TASK DESCRIPTION:
Exactly repeat the material, dropping only the pictures.
******************************
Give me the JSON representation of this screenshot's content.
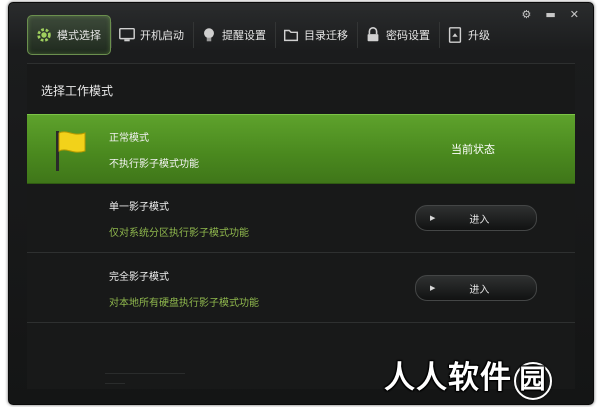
{
  "window": {
    "controls": {
      "settings": "⚙",
      "minimize": "▬",
      "close": "✕"
    }
  },
  "toolbar": {
    "tabs": [
      {
        "label": "模式选择",
        "icon": "gear-icon",
        "active": true
      },
      {
        "label": "开机启动",
        "icon": "monitor-icon",
        "active": false
      },
      {
        "label": "提醒设置",
        "icon": "lightbulb-icon",
        "active": false
      },
      {
        "label": "目录迁移",
        "icon": "folder-icon",
        "active": false
      },
      {
        "label": "密码设置",
        "icon": "lock-icon",
        "active": false
      },
      {
        "label": "升级",
        "icon": "upgrade-icon",
        "active": false
      }
    ]
  },
  "panel": {
    "title": "选择工作模式",
    "modes": [
      {
        "name": "正常模式",
        "desc": "不执行影子模式功能",
        "status": "当前状态",
        "icon": "flag-icon"
      },
      {
        "name": "单一影子模式",
        "desc": "仅对系统分区执行影子模式功能",
        "button": "进入"
      },
      {
        "name": "完全影子模式",
        "desc": "对本地所有硬盘执行影子模式功能",
        "button": "进入"
      }
    ]
  },
  "watermark": {
    "text": "人人软件",
    "circled": "园"
  },
  "colors": {
    "accent_green": "#5ea22c",
    "desc_green": "#8fb84d",
    "background": "#181919"
  }
}
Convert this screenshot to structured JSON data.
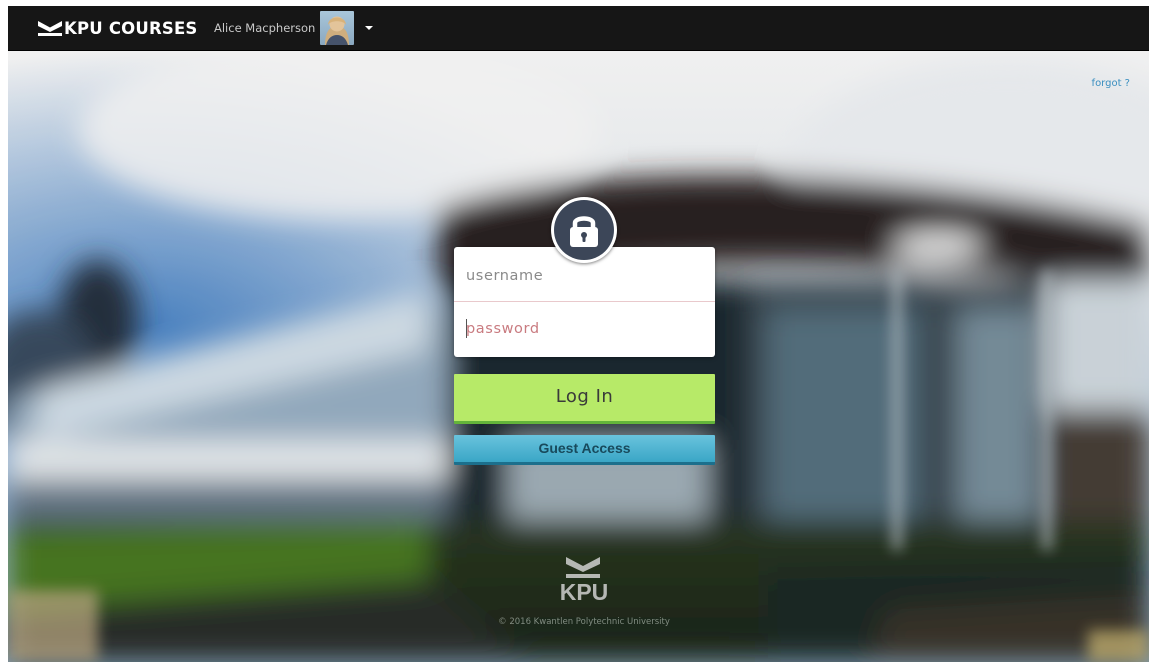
{
  "header": {
    "brand_label": "KPU COURSES",
    "brand_icon": "kpu-chevron-logo",
    "user_name": "Alice Macpherson",
    "avatar_icon": "user-avatar",
    "menu_icon": "caret-down-icon"
  },
  "login": {
    "lock_icon": "lock-icon",
    "username_placeholder": "username",
    "password_placeholder": "password",
    "forgot_label": "forgot ?",
    "login_label": "Log In",
    "guest_label": "Guest Access"
  },
  "footer": {
    "logo_text": "KPU",
    "copyright": "© 2016 Kwantlen Polytechnic University"
  },
  "colors": {
    "navbar": "#161616",
    "login_button": "#b7ea68",
    "login_button_border": "#63b43a",
    "guest_button": "#3aa6c6",
    "lock_badge": "#3c4658",
    "forgot_link": "#3a8fc0"
  }
}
******************************
EXERCISE OUTPUT:
Give me the JSON representation of this screenshot's content.
{
  "window": {
    "controls": {
      "settings": "⚙",
      "minimize": "▬",
      "close": "✕"
    }
  },
  "toolbar": {
    "tabs": [
      {
        "label": "模式选择",
        "icon": "gear-icon",
        "active": true
      },
      {
        "label": "开机启动",
        "icon": "monitor-icon",
        "active": false
      },
      {
        "label": "提醒设置",
        "icon": "lightbulb-icon",
        "active": false
      },
      {
        "label": "目录迁移",
        "icon": "folder-icon",
        "active": false
      },
      {
        "label": "密码设置",
        "icon": "lock-icon",
        "active": false
      },
      {
        "label": "升级",
        "icon": "upgrade-icon",
        "active": false
      }
    ]
  },
  "panel": {
    "title": "选择工作模式",
    "modes": [
      {
        "name": "正常模式",
        "desc": "不执行影子模式功能",
        "status": "当前状态",
        "icon": "flag-icon"
      },
      {
        "name": "单一影子模式",
        "desc": "仅对系统分区执行影子模式功能",
        "button": "进入"
      },
      {
        "name": "完全影子模式",
        "desc": "对本地所有硬盘执行影子模式功能",
        "button": "进入"
      }
    ]
  },
  "watermark": {
    "text": "人人软件",
    "circled": "园"
  },
  "colors": {
    "accent_green": "#5ea22c",
    "desc_green": "#8fb84d",
    "background": "#181919"
  }
}
Convert this screenshot to structured JSON data.
{
  "header": {
    "brand_label": "KPU COURSES",
    "brand_icon": "kpu-chevron-logo",
    "user_name": "Alice Macpherson",
    "avatar_icon": "user-avatar",
    "menu_icon": "caret-down-icon"
  },
  "login": {
    "lock_icon": "lock-icon",
    "username_placeholder": "username",
    "password_placeholder": "password",
    "forgot_label": "forgot ?",
    "login_label": "Log In",
    "guest_label": "Guest Access"
  },
  "footer": {
    "logo_text": "KPU",
    "copyright": "© 2016 Kwantlen Polytechnic University"
  },
  "colors": {
    "navbar": "#161616",
    "login_button": "#b7ea68",
    "login_button_border": "#63b43a",
    "guest_button": "#3aa6c6",
    "lock_badge": "#3c4658",
    "forgot_link": "#3a8fc0"
  }
}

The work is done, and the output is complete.